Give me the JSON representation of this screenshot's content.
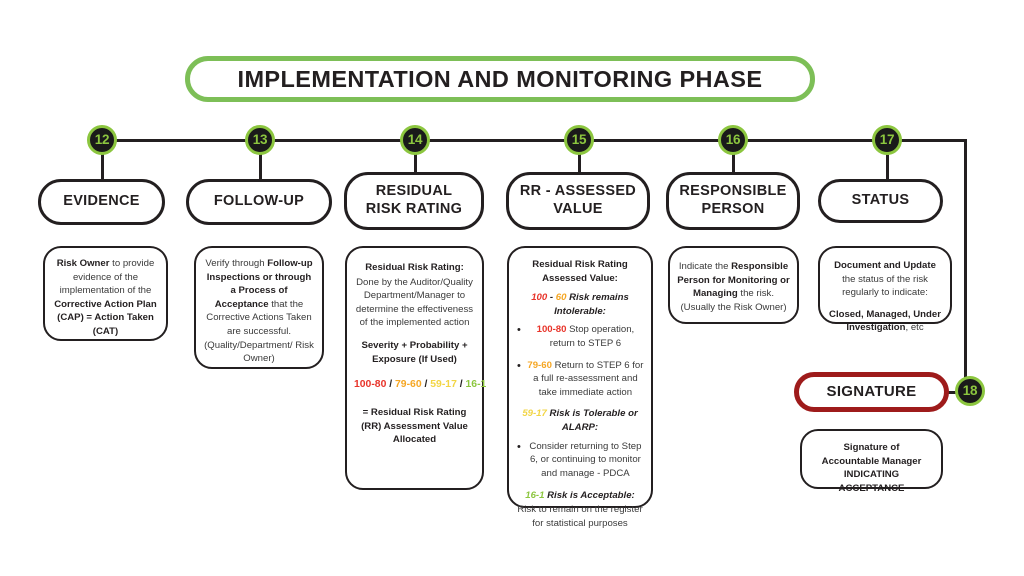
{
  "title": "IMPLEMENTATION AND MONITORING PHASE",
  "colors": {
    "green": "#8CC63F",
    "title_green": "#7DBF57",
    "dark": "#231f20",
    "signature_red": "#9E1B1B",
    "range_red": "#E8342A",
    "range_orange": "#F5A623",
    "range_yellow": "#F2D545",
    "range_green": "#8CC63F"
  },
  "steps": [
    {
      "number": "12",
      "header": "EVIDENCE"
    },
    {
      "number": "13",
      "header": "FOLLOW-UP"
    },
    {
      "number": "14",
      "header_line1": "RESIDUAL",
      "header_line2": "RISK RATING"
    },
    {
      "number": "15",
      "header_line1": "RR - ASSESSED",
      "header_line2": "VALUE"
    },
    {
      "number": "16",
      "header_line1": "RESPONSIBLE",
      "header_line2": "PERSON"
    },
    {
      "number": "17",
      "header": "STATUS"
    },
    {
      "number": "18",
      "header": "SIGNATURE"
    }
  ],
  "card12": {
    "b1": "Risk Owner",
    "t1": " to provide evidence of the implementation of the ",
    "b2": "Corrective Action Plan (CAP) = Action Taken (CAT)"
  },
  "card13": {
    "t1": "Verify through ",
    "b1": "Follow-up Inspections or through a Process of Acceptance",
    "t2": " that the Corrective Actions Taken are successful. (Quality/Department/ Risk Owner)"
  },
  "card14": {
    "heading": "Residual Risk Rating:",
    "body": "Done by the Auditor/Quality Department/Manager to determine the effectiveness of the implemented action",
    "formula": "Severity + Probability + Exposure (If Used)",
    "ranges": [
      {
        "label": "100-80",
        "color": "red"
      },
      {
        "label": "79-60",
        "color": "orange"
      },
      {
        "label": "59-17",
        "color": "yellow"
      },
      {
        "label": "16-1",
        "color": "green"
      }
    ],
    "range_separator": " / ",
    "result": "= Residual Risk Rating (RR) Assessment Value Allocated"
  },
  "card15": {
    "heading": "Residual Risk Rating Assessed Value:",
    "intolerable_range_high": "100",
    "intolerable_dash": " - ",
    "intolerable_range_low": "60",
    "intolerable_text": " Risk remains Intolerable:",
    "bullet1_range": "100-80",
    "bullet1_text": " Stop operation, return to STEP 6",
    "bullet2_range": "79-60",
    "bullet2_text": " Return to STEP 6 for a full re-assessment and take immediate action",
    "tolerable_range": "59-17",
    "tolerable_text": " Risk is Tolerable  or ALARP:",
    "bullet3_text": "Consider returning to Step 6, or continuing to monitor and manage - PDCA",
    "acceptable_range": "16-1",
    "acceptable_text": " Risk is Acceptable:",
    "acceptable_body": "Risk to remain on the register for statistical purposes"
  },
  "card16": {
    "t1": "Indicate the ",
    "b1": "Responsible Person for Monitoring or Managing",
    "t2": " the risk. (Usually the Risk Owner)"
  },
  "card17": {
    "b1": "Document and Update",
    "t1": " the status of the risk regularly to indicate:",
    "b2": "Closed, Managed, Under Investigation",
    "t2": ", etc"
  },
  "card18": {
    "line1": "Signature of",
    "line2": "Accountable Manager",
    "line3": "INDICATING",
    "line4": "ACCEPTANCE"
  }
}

--------

§ Short task
Retype the whole listing exactly and leave the pictures out.

§ Task response
Give me the JSON representation of this screenshot's content.
{
  "title": "IMPLEMENTATION AND MONITORING PHASE",
  "colors": {
    "green": "#8CC63F",
    "title_green": "#7DBF57",
    "dark": "#231f20",
    "signature_red": "#9E1B1B",
    "range_red": "#E8342A",
    "range_orange": "#F5A623",
    "range_yellow": "#F2D545",
    "range_green": "#8CC63F"
  },
  "steps": [
    {
      "number": "12",
      "header": "EVIDENCE"
    },
    {
      "number": "13",
      "header": "FOLLOW-UP"
    },
    {
      "number": "14",
      "header_line1": "RESIDUAL",
      "header_line2": "RISK RATING"
    },
    {
      "number": "15",
      "header_line1": "RR - ASSESSED",
      "header_line2": "VALUE"
    },
    {
      "number": "16",
      "header_line1": "RESPONSIBLE",
      "header_line2": "PERSON"
    },
    {
      "number": "17",
      "header": "STATUS"
    },
    {
      "number": "18",
      "header": "SIGNATURE"
    }
  ],
  "card12": {
    "b1": "Risk Owner",
    "t1": " to provide evidence of the implementation of the ",
    "b2": "Corrective Action Plan (CAP) = Action Taken (CAT)"
  },
  "card13": {
    "t1": "Verify through ",
    "b1": "Follow-up Inspections or through a Process of Acceptance",
    "t2": " that the Corrective Actions Taken are successful. (Quality/Department/ Risk Owner)"
  },
  "card14": {
    "heading": "Residual Risk Rating:",
    "body": "Done by the Auditor/Quality Department/Manager to determine the effectiveness of the implemented action",
    "formula": "Severity + Probability + Exposure (If Used)",
    "ranges": [
      {
        "label": "100-80",
        "color": "red"
      },
      {
        "label": "79-60",
        "color": "orange"
      },
      {
        "label": "59-17",
        "color": "yellow"
      },
      {
        "label": "16-1",
        "color": "green"
      }
    ],
    "range_separator": " / ",
    "result": "= Residual Risk Rating (RR) Assessment Value Allocated"
  },
  "card15": {
    "heading": "Residual Risk Rating Assessed Value:",
    "intolerable_range_high": "100",
    "intolerable_dash": " - ",
    "intolerable_range_low": "60",
    "intolerable_text": " Risk remains Intolerable:",
    "bullet1_range": "100-80",
    "bullet1_text": " Stop operation, return to STEP 6",
    "bullet2_range": "79-60",
    "bullet2_text": " Return to STEP 6 for a full re-assessment and take immediate action",
    "tolerable_range": "59-17",
    "tolerable_text": " Risk is Tolerable  or ALARP:",
    "bullet3_text": "Consider returning to Step 6, or continuing to monitor and manage - PDCA",
    "acceptable_range": "16-1",
    "acceptable_text": " Risk is Acceptable:",
    "acceptable_body": "Risk to remain on the register for statistical purposes"
  },
  "card16": {
    "t1": "Indicate the ",
    "b1": "Responsible Person for Monitoring or Managing",
    "t2": " the risk. (Usually the Risk Owner)"
  },
  "card17": {
    "b1": "Document and Update",
    "t1": " the status of the risk regularly to indicate:",
    "b2": "Closed, Managed, Under Investigation",
    "t2": ", etc"
  },
  "card18": {
    "line1": "Signature of",
    "line2": "Accountable Manager",
    "line3": "INDICATING",
    "line4": "ACCEPTANCE"
  }
}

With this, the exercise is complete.